• _PROVIDED ENTRIES_

- - - - -

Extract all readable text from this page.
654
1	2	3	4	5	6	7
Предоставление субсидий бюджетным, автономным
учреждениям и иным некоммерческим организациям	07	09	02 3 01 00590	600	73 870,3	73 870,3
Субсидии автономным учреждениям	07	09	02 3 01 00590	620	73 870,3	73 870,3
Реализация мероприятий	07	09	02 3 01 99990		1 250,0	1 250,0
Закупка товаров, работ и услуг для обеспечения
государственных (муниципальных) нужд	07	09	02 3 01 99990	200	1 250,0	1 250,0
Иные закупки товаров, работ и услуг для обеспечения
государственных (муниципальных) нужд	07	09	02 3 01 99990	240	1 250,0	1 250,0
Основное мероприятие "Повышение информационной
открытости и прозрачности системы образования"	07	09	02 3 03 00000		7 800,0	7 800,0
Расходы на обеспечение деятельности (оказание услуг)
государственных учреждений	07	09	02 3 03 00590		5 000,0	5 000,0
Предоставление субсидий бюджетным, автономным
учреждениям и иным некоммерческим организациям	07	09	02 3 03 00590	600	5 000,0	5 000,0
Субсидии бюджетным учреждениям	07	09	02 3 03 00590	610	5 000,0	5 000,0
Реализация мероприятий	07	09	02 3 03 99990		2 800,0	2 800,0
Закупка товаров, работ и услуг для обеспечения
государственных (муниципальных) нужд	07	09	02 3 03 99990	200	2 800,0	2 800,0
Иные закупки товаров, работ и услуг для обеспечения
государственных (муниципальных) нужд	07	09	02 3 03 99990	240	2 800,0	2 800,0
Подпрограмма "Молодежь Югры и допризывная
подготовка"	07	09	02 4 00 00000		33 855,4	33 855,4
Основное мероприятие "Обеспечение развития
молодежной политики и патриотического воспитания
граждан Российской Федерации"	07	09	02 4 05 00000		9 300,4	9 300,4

- - - - -

From the listing above, extract all records word for word.

• _FINAL RESULT_
Extract all readable text from this page.
654
1	2	3	4	5	6	7
Предоставление субсидий бюджетным, автономным
учреждениям и иным некоммерческим организациям	07	09	02 3 01 00590	600	73 870,3	73 870,3
Субсидии автономным учреждениям	07	09	02 3 01 00590	620	73 870,3	73 870,3
Реализация мероприятий	07	09	02 3 01 99990		1 250,0	1 250,0
Закупка товаров, работ и услуг для обеспечения
государственных (муниципальных) нужд	07	09	02 3 01 99990	200	1 250,0	1 250,0
Иные закупки товаров, работ и услуг для обеспечения
государственных (муниципальных) нужд	07	09	02 3 01 99990	240	1 250,0	1 250,0
Основное мероприятие "Повышение информационной
открытости и прозрачности системы образования"	07	09	02 3 03 00000		7 800,0	7 800,0
Расходы на обеспечение деятельности (оказание услуг)
государственных учреждений	07	09	02 3 03 00590		5 000,0	5 000,0
Предоставление субсидий бюджетным, автономным
учреждениям и иным некоммерческим организациям	07	09	02 3 03 00590	600	5 000,0	5 000,0
Субсидии бюджетным учреждениям	07	09	02 3 03 00590	610	5 000,0	5 000,0
Реализация мероприятий	07	09	02 3 03 99990		2 800,0	2 800,0
Закупка товаров, работ и услуг для обеспечения
государственных (муниципальных) нужд	07	09	02 3 03 99990	200	2 800,0	2 800,0
Иные закупки товаров, работ и услуг для обеспечения
государственных (муниципальных) нужд	07	09	02 3 03 99990	240	2 800,0	2 800,0
Подпрограмма "Молодежь Югры и допризывная
подготовка"	07	09	02 4 00 00000		33 855,4	33 855,4
Основное мероприятие "Обеспечение развития
молодежной политики и патриотического воспитания
граждан Российской Федерации"	07	09	02 4 05 00000		9 300,4	9 300,4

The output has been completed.